_SET TASK_
Which lines in the records below contain the word "into"? Copy each one out.
+ + + +
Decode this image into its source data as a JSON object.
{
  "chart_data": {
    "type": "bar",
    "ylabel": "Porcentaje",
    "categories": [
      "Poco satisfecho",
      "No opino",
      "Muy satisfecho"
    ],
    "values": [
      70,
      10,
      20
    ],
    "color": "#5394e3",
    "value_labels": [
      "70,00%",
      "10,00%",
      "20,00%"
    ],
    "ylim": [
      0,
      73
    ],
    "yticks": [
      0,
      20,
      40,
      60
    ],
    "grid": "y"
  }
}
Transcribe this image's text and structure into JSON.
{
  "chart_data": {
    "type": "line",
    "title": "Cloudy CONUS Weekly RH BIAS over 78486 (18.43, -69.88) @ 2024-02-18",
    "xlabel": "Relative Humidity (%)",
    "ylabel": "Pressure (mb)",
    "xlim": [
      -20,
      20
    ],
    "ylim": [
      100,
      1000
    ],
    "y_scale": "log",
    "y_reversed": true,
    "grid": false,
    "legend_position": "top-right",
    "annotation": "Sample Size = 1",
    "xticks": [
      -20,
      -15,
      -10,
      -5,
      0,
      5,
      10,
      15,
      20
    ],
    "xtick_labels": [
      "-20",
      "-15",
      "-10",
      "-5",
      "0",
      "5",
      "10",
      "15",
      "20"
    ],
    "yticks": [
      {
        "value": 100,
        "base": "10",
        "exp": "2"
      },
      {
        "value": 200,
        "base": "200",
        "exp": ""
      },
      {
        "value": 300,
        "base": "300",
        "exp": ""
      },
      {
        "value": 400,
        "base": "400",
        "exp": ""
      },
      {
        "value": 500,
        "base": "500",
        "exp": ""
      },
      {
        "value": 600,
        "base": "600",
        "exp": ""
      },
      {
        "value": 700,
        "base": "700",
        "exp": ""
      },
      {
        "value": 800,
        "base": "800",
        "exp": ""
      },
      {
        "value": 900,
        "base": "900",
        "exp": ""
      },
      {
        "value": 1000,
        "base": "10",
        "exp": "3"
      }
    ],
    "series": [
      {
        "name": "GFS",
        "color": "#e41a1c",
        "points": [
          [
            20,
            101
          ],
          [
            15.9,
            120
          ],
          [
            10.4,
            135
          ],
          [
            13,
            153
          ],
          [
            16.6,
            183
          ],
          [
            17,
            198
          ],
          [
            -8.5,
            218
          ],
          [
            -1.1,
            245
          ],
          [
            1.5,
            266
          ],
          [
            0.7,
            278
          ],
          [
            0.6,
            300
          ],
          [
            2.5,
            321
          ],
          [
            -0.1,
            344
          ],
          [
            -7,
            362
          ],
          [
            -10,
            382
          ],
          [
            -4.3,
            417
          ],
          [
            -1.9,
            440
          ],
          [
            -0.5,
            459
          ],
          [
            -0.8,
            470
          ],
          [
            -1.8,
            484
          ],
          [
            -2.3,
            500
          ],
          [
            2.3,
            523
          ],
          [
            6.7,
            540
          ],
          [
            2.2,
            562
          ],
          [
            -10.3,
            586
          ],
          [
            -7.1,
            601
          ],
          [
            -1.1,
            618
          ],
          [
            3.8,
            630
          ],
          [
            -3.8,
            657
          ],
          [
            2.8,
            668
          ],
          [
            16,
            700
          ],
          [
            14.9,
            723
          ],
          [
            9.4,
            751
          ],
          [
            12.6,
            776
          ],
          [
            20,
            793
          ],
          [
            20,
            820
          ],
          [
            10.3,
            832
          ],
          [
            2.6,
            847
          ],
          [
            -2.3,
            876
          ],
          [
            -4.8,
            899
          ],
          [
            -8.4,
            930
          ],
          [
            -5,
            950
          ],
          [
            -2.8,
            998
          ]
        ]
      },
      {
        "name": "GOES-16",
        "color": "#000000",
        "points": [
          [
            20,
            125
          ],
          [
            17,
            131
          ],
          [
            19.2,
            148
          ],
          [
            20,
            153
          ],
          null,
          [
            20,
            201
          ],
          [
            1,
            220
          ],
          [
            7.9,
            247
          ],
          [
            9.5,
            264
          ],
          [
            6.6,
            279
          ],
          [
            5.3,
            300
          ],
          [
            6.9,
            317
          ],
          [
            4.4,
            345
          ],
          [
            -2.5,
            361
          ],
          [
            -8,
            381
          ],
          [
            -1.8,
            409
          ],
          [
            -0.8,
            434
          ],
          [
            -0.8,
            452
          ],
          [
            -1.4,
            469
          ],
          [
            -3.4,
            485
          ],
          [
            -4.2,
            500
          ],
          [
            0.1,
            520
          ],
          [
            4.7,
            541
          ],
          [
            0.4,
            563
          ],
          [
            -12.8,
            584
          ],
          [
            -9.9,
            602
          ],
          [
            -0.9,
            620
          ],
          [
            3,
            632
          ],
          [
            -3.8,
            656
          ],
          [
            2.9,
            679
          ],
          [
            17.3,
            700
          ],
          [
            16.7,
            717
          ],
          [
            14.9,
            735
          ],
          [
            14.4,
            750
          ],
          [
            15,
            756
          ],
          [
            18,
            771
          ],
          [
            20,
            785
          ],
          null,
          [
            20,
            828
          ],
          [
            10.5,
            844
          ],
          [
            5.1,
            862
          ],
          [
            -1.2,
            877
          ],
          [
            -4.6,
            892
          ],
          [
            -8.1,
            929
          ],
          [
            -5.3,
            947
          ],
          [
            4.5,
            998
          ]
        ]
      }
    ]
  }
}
+ + + +
_RESPONSE FOR THIS EXERCISE_
Decode this image into its source data as a JSON object.
Transcribe this image's text and structure into JSON.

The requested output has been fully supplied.